:: Input for this task
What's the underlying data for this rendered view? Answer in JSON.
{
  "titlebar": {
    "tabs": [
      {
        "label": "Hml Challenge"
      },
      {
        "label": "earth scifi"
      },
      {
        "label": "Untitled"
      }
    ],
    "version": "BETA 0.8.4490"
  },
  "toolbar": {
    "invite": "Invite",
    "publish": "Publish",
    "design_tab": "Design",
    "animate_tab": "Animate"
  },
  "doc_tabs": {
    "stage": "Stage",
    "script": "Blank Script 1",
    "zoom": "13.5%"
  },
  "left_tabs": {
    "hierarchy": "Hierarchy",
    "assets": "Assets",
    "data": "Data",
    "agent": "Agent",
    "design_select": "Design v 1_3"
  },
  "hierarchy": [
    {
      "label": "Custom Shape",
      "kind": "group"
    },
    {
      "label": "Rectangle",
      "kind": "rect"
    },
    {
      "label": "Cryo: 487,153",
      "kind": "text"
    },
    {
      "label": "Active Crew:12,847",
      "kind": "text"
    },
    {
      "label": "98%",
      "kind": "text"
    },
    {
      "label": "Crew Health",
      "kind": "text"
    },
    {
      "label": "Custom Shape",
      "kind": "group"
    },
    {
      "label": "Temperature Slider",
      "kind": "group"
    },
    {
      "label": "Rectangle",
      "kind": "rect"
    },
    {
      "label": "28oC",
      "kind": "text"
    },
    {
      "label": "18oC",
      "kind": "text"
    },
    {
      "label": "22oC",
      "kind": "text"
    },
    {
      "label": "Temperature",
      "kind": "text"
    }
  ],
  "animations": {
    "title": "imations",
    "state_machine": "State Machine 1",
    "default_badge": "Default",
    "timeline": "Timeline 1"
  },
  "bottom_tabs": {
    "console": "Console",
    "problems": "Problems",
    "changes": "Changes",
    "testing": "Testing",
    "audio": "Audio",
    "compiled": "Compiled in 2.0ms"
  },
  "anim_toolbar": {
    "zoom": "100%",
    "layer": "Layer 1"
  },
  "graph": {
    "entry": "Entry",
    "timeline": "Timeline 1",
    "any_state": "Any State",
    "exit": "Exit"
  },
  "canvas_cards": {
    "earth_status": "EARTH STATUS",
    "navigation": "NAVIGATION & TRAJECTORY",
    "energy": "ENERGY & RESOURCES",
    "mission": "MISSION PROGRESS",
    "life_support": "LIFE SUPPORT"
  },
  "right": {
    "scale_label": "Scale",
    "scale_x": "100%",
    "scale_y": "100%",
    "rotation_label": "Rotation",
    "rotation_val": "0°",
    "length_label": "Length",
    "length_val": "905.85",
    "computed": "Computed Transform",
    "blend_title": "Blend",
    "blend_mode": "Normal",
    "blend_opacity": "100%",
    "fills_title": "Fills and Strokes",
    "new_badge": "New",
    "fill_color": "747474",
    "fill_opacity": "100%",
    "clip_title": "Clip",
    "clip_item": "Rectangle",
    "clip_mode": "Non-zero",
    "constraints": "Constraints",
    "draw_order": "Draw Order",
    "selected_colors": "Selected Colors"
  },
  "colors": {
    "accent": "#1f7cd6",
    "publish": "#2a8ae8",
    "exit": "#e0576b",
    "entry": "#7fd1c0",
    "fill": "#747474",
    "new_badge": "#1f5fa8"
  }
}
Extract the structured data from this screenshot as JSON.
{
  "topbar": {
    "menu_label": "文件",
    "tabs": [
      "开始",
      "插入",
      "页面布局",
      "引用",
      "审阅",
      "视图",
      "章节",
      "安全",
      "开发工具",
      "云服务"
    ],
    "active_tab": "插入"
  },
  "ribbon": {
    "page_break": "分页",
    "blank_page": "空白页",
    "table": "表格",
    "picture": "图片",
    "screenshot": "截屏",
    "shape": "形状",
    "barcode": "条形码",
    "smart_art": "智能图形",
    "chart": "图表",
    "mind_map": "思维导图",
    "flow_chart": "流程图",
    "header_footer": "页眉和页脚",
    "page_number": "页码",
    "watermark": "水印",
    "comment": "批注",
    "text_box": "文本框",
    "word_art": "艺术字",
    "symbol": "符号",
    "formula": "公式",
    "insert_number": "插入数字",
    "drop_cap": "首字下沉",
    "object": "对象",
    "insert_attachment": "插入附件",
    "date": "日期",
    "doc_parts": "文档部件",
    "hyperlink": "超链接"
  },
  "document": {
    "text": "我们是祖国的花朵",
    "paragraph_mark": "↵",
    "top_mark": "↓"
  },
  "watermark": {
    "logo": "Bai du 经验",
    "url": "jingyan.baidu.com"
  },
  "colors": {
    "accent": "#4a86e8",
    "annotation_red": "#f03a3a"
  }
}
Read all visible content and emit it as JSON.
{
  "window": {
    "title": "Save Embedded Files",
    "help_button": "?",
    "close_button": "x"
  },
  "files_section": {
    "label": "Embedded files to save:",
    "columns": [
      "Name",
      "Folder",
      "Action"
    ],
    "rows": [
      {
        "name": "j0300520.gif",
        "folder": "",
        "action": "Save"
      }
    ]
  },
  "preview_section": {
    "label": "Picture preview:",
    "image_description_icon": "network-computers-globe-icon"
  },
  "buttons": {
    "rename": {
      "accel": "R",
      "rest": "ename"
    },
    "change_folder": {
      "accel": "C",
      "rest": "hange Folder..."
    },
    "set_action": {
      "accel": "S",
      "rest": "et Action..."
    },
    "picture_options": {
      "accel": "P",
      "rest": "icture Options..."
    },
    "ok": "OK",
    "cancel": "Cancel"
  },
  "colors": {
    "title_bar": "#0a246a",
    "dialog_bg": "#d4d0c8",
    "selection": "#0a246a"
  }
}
::::
Starting at the line that contains "Read all visible content and emit it as JSON.", quote each remaining line of the entries above, unchanged.

Read all visible content and emit it as JSON.
{
  "window": {
    "title": "Save Embedded Files",
    "help_button": "?",
    "close_button": "x"
  },
  "files_section": {
    "label": "Embedded files to save:",
    "columns": [
      "Name",
      "Folder",
      "Action"
    ],
    "rows": [
      {
        "name": "j0300520.gif",
        "folder": "",
        "action": "Save"
      }
    ]
  },
  "preview_section": {
    "label": "Picture preview:",
    "image_description_icon": "network-computers-globe-icon"
  },
  "buttons": {
    "rename": {
      "accel": "R",
      "rest": "ename"
    },
    "change_folder": {
      "accel": "C",
      "rest": "hange Folder..."
    },
    "set_action": {
      "accel": "S",
      "rest": "et Action..."
    },
    "picture_options": {
      "accel": "P",
      "rest": "icture Options..."
    },
    "ok": "OK",
    "cancel": "Cancel"
  },
  "colors": {
    "title_bar": "#0a246a",
    "dialog_bg": "#d4d0c8",
    "selection": "#0a246a"
  }
}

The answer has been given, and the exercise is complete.